What you are asked to do >> Without the pictures, give the entries below again exactly as written.

Exercise data >>
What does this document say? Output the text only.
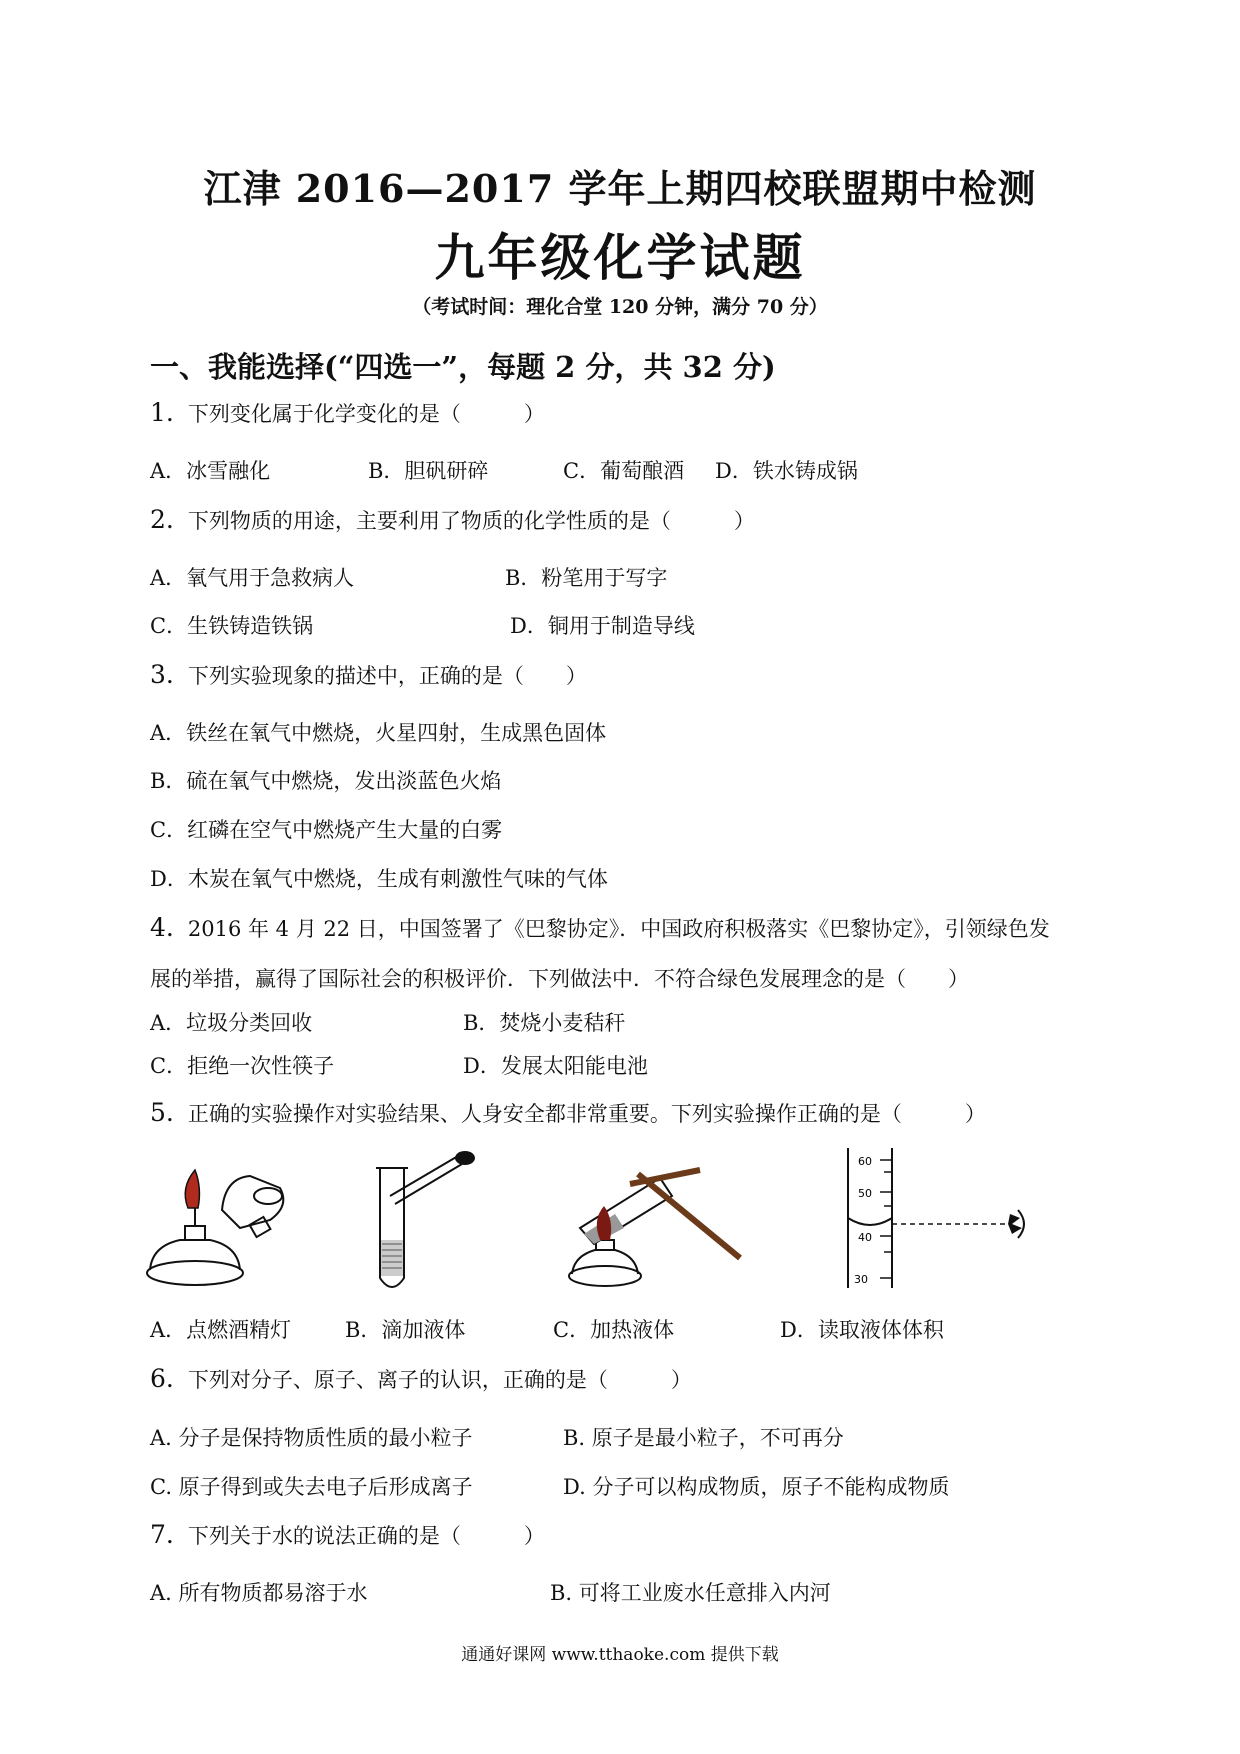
江津 2016—2017 学年上期四校联盟期中检测
九年级化学试题
（考试时间：理化合堂 120 分钟，满分 70 分）
一、我能选择(“四选一”，每题 2 分，共 32 分)
1. 下列变化属于化学变化的是（　　　）
A．冰雪融化	B．胆矾研碎	C．葡萄酿酒 D．铁水铸成锅
2. 下列物质的用途，主要利用了物质的化学性质的是（　　　）
A．氧气用于急救病人	B．粉笔用于写字
C．生铁铸造铁锅	D．铜用于制造导线
3. 下列实验现象的描述中，正确的是（　　）
A．铁丝在氧气中燃烧，火星四射，生成黑色固体
B．硫在氧气中燃烧，发出淡蓝色火焰
C．红磷在空气中燃烧产生大量的白雾
D．木炭在氧气中燃烧，生成有刺激性气味的气体
4. 2016 年 4 月 22 日，中国签署了《巴黎协定》．中国政府积极落实《巴黎协定》，引领绿色发
展的举措，赢得了国际社会的积极评价．下列做法中．不符合绿色发展理念的是（　　）
A．垃圾分类回收	B．焚烧小麦秸秆
C．拒绝一次性筷子	D．发展太阳能电池
5. 正确的实验操作对实验结果、人身安全都非常重要。下列实验操作正确的是（　　　）
60
50
40
30
A．点燃酒精灯	B．滴加液体	C．加热液体	D．读取液体体积
6. 下列对分子、原子、离子的认识，正确的是（　　　）
A. 分子是保持物质性质的最小粒子	B. 原子是最小粒子，不可再分
C. 原子得到或失去电子后形成离子	D. 分子可以构成物质，原子不能构成物质
7. 下列关于水的说法正确的是（　　　）
A. 所有物质都易溶于水	B. 可将工业废水任意排入内河
通通好课网 www.tthaoke.com 提供下载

Task result >>
What does this document say? Output the text only.
江津 2016—2017 学年上期四校联盟期中检测
九年级化学试题
（考试时间：理化合堂 120 分钟，满分 70 分）
一、我能选择(“四选一”，每题 2 分，共 32 分)
1. 下列变化属于化学变化的是（　　　）
A．冰雪融化	B．胆矾研碎	C．葡萄酿酒 D．铁水铸成锅
2. 下列物质的用途，主要利用了物质的化学性质的是（　　　）
A．氧气用于急救病人	B．粉笔用于写字
C．生铁铸造铁锅	D．铜用于制造导线
3. 下列实验现象的描述中，正确的是（　　）
A．铁丝在氧气中燃烧，火星四射，生成黑色固体
B．硫在氧气中燃烧，发出淡蓝色火焰
C．红磷在空气中燃烧产生大量的白雾
D．木炭在氧气中燃烧，生成有刺激性气味的气体
4. 2016 年 4 月 22 日，中国签署了《巴黎协定》．中国政府积极落实《巴黎协定》，引领绿色发
展的举措，赢得了国际社会的积极评价．下列做法中．不符合绿色发展理念的是（　　）
A．垃圾分类回收	B．焚烧小麦秸秆
C．拒绝一次性筷子	D．发展太阳能电池
5. 正确的实验操作对实验结果、人身安全都非常重要。下列实验操作正确的是（　　　）
60
50
40
30
A．点燃酒精灯	B．滴加液体	C．加热液体	D．读取液体体积
6. 下列对分子、原子、离子的认识，正确的是（　　　）
A. 分子是保持物质性质的最小粒子	B. 原子是最小粒子，不可再分
C. 原子得到或失去电子后形成离子	D. 分子可以构成物质，原子不能构成物质
7. 下列关于水的说法正确的是（　　　）
A. 所有物质都易溶于水	B. 可将工业废水任意排入内河
通通好课网 www.tthaoke.com 提供下载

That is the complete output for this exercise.